'''

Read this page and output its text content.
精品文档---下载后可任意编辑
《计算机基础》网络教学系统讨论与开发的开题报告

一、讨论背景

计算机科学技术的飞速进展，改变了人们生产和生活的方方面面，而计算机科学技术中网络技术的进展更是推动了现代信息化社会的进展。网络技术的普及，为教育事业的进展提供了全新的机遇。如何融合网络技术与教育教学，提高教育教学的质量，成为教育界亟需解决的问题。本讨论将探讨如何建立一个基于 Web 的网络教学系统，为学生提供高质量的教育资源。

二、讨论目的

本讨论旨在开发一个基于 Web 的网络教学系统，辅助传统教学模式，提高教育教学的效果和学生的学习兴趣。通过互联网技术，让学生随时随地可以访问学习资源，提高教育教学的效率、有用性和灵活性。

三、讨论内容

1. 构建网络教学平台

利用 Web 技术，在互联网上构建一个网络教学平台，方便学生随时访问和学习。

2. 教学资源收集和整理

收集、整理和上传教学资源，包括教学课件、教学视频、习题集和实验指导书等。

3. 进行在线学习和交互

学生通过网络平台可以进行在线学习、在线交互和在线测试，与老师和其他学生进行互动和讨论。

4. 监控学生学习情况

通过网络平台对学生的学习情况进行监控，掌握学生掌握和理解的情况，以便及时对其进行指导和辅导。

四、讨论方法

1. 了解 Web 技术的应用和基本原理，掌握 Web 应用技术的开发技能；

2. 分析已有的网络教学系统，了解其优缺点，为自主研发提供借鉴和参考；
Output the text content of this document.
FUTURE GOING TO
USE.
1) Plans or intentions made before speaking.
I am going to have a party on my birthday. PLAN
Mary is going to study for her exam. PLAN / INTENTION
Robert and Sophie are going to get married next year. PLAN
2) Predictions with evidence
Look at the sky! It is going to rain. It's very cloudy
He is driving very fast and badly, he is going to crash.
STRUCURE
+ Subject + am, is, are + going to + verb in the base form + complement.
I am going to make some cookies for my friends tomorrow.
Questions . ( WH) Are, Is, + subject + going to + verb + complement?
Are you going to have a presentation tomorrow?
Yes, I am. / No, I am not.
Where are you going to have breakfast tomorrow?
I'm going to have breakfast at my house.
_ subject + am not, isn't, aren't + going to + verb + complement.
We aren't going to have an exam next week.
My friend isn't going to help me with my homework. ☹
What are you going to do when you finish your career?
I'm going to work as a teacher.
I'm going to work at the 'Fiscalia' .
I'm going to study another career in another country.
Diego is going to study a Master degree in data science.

'''

Nothing should be left out: return all of the records exactly.

**Result of this task**
Read this page and output its text content.
精品文档---下载后可任意编辑
《计算机基础》网络教学系统讨论与开发的开题报告

一、讨论背景

计算机科学技术的飞速进展，改变了人们生产和生活的方方面面，而计算机科学技术中网络技术的进展更是推动了现代信息化社会的进展。网络技术的普及，为教育事业的进展提供了全新的机遇。如何融合网络技术与教育教学，提高教育教学的质量，成为教育界亟需解决的问题。本讨论将探讨如何建立一个基于 Web 的网络教学系统，为学生提供高质量的教育资源。

二、讨论目的

本讨论旨在开发一个基于 Web 的网络教学系统，辅助传统教学模式，提高教育教学的效果和学生的学习兴趣。通过互联网技术，让学生随时随地可以访问学习资源，提高教育教学的效率、有用性和灵活性。

三、讨论内容

1. 构建网络教学平台

利用 Web 技术，在互联网上构建一个网络教学平台，方便学生随时访问和学习。

2. 教学资源收集和整理

收集、整理和上传教学资源，包括教学课件、教学视频、习题集和实验指导书等。

3. 进行在线学习和交互

学生通过网络平台可以进行在线学习、在线交互和在线测试，与老师和其他学生进行互动和讨论。

4. 监控学生学习情况

通过网络平台对学生的学习情况进行监控，掌握学生掌握和理解的情况，以便及时对其进行指导和辅导。

四、讨论方法

1. 了解 Web 技术的应用和基本原理，掌握 Web 应用技术的开发技能；

2. 分析已有的网络教学系统，了解其优缺点，为自主研发提供借鉴和参考；
Output the text content of this document.
FUTURE GOING TO
USE.
1) Plans or intentions made before speaking.
I am going to have a party on my birthday. PLAN
Mary is going to study for her exam. PLAN / INTENTION
Robert and Sophie are going to get married next year. PLAN
2) Predictions with evidence
Look at the sky! It is going to rain. It's very cloudy
He is driving very fast and badly, he is going to crash.
STRUCURE
+ Subject + am, is, are + going to + verb in the base form + complement.
I am going to make some cookies for my friends tomorrow.
Questions . ( WH) Are, Is, + subject + going to + verb + complement?
Are you going to have a presentation tomorrow?
Yes, I am. / No, I am not.
Where are you going to have breakfast tomorrow?
I'm going to have breakfast at my house.
_ subject + am not, isn't, aren't + going to + verb + complement.
We aren't going to have an exam next week.
My friend isn't going to help me with my homework. ☹
What are you going to do when you finish your career?
I'm going to work as a teacher.
I'm going to work at the 'Fiscalia' .
I'm going to study another career in another country.
Diego is going to study a Master degree in data science.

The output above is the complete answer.